TO DO: Write out every line below that includes the word "grünes".

*****

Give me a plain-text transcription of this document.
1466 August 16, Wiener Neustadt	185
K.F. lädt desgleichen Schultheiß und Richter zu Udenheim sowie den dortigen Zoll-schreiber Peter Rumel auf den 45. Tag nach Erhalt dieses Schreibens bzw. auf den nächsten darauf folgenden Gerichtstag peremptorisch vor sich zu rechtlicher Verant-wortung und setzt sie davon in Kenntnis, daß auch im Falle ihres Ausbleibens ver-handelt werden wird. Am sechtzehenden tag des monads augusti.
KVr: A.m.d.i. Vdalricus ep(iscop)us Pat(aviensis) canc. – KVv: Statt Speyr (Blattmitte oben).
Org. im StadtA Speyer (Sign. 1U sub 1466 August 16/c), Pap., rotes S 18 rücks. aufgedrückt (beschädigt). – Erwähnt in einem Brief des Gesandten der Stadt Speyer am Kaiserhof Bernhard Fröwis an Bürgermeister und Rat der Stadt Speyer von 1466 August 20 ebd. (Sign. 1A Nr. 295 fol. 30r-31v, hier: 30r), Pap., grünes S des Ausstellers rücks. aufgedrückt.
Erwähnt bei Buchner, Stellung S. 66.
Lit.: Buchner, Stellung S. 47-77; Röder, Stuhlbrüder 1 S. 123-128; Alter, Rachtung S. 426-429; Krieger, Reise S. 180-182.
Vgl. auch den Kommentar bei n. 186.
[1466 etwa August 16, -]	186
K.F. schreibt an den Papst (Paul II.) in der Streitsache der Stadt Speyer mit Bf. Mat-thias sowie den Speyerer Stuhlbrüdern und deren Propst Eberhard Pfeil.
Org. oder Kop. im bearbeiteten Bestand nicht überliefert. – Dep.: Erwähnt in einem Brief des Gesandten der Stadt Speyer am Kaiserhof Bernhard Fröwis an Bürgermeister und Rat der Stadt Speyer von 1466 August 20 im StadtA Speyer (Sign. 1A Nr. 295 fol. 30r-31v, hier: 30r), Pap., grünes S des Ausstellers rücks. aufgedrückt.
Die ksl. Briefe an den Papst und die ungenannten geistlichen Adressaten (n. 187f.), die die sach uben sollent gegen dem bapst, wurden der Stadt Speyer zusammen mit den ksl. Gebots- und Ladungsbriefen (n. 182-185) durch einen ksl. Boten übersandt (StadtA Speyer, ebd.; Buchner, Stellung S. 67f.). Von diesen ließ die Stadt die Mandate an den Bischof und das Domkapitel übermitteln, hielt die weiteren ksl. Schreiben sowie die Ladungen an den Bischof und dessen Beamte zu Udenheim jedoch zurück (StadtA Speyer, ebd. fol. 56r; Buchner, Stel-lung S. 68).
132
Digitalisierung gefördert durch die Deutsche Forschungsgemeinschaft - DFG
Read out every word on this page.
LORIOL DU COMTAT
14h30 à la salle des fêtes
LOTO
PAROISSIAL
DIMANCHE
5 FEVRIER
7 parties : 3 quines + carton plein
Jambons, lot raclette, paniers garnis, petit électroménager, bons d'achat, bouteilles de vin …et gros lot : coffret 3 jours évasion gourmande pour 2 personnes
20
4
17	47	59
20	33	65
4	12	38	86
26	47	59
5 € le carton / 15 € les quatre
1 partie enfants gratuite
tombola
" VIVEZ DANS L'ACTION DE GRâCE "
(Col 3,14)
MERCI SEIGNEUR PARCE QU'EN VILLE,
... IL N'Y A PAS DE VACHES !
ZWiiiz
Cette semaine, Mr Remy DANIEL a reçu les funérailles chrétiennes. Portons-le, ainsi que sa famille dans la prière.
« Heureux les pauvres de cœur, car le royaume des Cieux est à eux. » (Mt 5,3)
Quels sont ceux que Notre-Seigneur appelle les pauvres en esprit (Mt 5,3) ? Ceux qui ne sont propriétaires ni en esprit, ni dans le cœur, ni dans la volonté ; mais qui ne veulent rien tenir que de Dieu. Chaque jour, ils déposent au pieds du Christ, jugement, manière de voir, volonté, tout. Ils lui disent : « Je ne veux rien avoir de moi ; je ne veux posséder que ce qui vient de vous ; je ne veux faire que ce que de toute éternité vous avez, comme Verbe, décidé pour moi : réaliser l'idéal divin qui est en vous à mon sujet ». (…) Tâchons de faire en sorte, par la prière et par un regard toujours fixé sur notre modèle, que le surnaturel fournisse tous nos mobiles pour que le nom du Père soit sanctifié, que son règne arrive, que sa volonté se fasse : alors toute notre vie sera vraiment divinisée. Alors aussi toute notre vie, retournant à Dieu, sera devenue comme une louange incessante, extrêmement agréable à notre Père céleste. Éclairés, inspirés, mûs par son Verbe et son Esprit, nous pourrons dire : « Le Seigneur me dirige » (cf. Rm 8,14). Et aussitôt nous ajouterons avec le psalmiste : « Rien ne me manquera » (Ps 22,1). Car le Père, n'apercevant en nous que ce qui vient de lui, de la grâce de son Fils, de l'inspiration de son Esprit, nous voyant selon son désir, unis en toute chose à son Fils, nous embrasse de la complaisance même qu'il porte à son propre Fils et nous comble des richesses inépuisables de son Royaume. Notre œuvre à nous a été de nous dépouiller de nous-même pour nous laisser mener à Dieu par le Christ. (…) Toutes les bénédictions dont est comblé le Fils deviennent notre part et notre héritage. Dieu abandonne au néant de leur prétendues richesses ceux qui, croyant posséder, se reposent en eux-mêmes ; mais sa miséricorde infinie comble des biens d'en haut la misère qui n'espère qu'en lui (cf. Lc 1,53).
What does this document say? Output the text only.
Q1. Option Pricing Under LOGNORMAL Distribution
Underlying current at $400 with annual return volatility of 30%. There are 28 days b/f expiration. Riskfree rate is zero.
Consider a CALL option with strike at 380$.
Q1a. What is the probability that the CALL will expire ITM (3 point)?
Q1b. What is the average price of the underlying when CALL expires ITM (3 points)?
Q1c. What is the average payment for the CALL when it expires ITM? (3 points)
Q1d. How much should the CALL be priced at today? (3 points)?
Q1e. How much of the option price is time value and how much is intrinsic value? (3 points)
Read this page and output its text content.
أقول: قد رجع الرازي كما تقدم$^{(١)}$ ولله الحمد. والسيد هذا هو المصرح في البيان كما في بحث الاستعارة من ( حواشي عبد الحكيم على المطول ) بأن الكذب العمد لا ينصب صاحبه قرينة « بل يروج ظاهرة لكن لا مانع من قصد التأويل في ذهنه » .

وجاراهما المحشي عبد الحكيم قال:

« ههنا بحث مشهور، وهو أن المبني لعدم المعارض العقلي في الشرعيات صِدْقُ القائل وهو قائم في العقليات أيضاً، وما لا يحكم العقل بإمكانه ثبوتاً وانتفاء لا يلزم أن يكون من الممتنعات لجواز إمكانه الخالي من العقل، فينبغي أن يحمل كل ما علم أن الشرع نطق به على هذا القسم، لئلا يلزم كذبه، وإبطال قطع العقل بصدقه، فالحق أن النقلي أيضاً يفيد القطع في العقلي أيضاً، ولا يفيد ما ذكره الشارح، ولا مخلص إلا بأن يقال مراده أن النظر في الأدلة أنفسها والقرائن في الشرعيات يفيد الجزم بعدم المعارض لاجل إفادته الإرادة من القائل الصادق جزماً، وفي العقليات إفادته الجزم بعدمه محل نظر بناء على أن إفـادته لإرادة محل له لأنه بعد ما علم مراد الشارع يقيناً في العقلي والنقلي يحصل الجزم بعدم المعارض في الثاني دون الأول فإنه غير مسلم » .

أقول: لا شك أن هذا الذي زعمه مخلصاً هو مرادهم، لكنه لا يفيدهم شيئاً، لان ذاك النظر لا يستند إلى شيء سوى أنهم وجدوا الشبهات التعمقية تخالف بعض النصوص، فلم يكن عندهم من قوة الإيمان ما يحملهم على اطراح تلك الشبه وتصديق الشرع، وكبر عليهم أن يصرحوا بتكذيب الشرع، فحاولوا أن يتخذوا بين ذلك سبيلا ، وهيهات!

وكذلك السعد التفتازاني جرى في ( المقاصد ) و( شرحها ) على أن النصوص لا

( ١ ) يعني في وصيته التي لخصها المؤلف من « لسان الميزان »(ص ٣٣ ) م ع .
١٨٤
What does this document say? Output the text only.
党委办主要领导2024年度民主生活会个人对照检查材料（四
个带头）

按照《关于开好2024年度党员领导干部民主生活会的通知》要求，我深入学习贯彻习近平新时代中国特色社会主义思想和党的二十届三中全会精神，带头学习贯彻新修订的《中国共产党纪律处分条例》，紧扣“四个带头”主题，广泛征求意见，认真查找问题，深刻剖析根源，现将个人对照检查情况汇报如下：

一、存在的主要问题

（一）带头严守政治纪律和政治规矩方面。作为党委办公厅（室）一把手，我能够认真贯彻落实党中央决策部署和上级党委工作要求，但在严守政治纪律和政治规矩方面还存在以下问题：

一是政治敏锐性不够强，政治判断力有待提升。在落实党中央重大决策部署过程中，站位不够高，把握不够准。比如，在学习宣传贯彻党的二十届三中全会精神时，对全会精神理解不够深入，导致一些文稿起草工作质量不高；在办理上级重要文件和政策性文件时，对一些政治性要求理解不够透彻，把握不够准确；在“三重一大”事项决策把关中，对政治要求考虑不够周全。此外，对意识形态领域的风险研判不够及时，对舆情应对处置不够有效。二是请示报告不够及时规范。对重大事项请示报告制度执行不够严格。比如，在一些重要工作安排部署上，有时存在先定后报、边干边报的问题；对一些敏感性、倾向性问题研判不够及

*****

RESULT:
Org. im StadtA Speyer (Sign. 1U sub 1466 August 16/c), Pap., rotes S 18 rücks. aufgedrückt (beschädigt). – Erwähnt in einem Brief des Gesandten der Stadt Speyer am Kaiserhof Bernhard Fröwis an Bürgermeister und Rat der Stadt Speyer von 1466 August 20 ebd. (Sign. 1A Nr. 295 fol. 30r-31v, hier: 30r), Pap., grünes S des Ausstellers rücks. aufgedrückt.
Org. oder Kop. im bearbeiteten Bestand nicht überliefert. – Dep.: Erwähnt in einem Brief des Gesandten der Stadt Speyer am Kaiserhof Bernhard Fröwis an Bürgermeister und Rat der Stadt Speyer von 1466 August 20 im StadtA Speyer (Sign. 1A Nr. 295 fol. 30r-31v, hier: 30r), Pap., grünes S des Ausstellers rücks. aufgedrückt.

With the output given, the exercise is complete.